## TASK BRIEF
Pictures stay out of the copy; restate everything else in the material exactly.
begin INFORMATION SHOWN
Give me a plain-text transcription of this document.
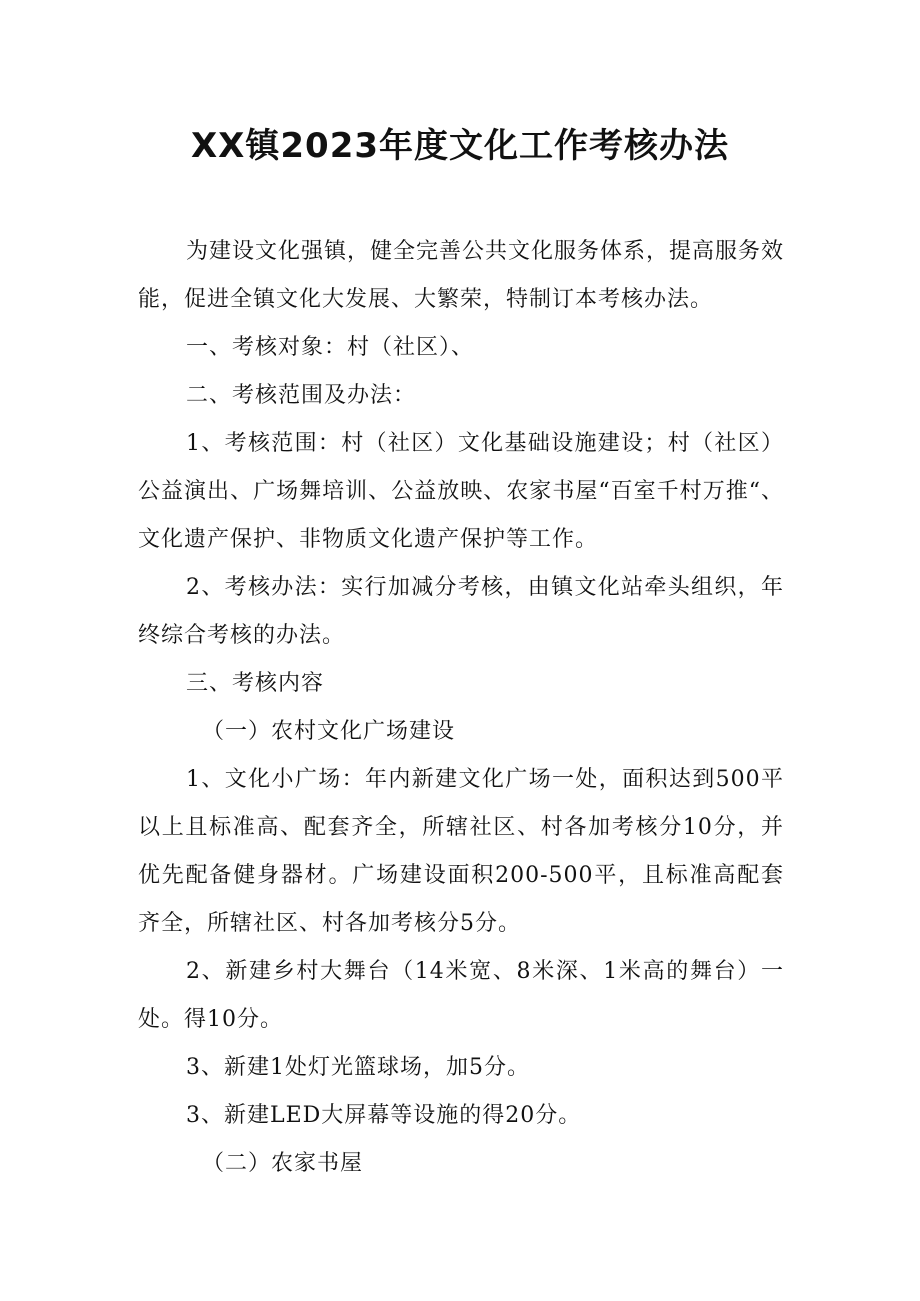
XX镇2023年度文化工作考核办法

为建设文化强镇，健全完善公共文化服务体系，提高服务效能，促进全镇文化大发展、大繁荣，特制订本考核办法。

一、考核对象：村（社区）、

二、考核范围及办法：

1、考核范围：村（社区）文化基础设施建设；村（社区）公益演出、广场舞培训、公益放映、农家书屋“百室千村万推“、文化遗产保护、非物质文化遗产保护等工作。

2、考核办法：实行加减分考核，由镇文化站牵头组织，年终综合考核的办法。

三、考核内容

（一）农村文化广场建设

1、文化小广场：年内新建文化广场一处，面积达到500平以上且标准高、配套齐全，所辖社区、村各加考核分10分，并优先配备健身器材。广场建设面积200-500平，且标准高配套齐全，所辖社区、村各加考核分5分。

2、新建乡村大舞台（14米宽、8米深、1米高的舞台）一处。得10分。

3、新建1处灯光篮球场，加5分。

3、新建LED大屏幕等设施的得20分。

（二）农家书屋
end INFORMATION SHOWN
## TASK OUTPUT
Give me a plain-text transcription of this document.
XX镇2023年度文化工作考核办法

为建设文化强镇，健全完善公共文化服务体系，提高服务效能，促进全镇文化大发展、大繁荣，特制订本考核办法。

一、考核对象：村（社区）、

二、考核范围及办法：

1、考核范围：村（社区）文化基础设施建设；村（社区）公益演出、广场舞培训、公益放映、农家书屋“百室千村万推“、文化遗产保护、非物质文化遗产保护等工作。

2、考核办法：实行加减分考核，由镇文化站牵头组织，年终综合考核的办法。

三、考核内容

（一）农村文化广场建设

1、文化小广场：年内新建文化广场一处，面积达到500平以上且标准高、配套齐全，所辖社区、村各加考核分10分，并优先配备健身器材。广场建设面积200-500平，且标准高配套齐全，所辖社区、村各加考核分5分。

2、新建乡村大舞台（14米宽、8米深、1米高的舞台）一处。得10分。

3、新建1处灯光篮球场，加5分。

3、新建LED大屏幕等设施的得20分。

（二）农家书屋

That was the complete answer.